BEGIN Input material

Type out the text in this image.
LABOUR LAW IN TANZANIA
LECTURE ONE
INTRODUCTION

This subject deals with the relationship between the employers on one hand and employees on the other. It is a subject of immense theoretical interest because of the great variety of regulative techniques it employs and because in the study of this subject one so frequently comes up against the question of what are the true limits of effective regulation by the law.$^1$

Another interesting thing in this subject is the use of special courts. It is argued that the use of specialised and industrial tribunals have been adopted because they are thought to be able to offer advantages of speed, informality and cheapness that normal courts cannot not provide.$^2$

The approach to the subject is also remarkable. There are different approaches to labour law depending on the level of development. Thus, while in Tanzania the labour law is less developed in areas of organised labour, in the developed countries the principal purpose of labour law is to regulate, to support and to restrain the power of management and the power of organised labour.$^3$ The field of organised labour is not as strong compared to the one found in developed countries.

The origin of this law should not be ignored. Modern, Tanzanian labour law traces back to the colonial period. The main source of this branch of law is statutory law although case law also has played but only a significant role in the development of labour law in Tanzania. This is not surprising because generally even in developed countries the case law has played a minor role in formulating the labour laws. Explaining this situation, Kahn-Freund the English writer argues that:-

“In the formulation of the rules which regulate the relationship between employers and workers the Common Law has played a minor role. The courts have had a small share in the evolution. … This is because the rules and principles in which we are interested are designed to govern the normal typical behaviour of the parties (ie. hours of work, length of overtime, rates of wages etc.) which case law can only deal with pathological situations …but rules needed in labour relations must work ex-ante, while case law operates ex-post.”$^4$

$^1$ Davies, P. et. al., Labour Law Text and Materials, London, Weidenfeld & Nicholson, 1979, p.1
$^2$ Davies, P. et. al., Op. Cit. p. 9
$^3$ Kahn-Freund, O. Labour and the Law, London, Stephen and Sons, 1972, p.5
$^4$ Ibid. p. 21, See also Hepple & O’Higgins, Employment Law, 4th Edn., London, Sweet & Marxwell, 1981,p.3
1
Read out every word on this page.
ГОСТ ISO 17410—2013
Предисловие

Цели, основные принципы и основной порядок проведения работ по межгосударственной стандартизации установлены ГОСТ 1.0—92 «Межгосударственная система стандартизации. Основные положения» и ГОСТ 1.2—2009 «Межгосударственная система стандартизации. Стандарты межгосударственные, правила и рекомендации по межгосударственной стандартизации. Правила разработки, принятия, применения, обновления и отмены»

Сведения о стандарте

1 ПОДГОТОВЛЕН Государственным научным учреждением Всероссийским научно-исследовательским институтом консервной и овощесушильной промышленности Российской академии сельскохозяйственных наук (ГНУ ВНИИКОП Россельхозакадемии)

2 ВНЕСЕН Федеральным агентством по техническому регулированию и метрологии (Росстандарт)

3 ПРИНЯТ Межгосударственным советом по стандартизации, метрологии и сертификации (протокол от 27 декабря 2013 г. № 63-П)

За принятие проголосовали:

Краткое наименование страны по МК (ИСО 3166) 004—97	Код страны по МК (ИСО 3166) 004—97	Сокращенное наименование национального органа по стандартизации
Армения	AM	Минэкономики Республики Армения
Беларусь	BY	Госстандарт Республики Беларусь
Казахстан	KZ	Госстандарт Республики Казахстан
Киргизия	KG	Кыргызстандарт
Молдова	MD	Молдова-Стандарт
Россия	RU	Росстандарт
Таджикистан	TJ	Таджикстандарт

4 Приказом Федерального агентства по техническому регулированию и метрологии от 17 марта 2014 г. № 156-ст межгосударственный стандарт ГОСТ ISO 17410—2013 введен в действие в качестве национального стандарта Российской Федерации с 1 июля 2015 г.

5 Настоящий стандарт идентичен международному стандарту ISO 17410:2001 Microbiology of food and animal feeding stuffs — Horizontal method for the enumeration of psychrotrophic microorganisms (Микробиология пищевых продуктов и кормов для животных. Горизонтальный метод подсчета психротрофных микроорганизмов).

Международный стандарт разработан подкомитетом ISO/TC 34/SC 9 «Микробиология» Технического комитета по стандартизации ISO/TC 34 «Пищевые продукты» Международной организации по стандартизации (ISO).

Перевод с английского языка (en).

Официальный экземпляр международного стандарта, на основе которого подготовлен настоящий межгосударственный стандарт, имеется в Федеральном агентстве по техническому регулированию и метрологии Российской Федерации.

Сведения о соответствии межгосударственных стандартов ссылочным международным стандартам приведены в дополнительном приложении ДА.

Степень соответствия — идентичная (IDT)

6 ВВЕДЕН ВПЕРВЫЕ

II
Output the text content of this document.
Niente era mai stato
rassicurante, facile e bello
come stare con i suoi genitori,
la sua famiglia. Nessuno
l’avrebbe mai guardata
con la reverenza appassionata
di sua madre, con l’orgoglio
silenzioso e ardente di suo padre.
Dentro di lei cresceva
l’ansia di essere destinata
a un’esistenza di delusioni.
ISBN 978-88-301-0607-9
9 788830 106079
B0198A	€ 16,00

END Input material

» **Aim**:
Gather each line of the listing that holds the string "Госстандарт".

» **Exercise answer**:
Беларусь	BY	Госстандарт Республики Беларусь
Казахстан	KZ	Госстандарт Республики Казахстан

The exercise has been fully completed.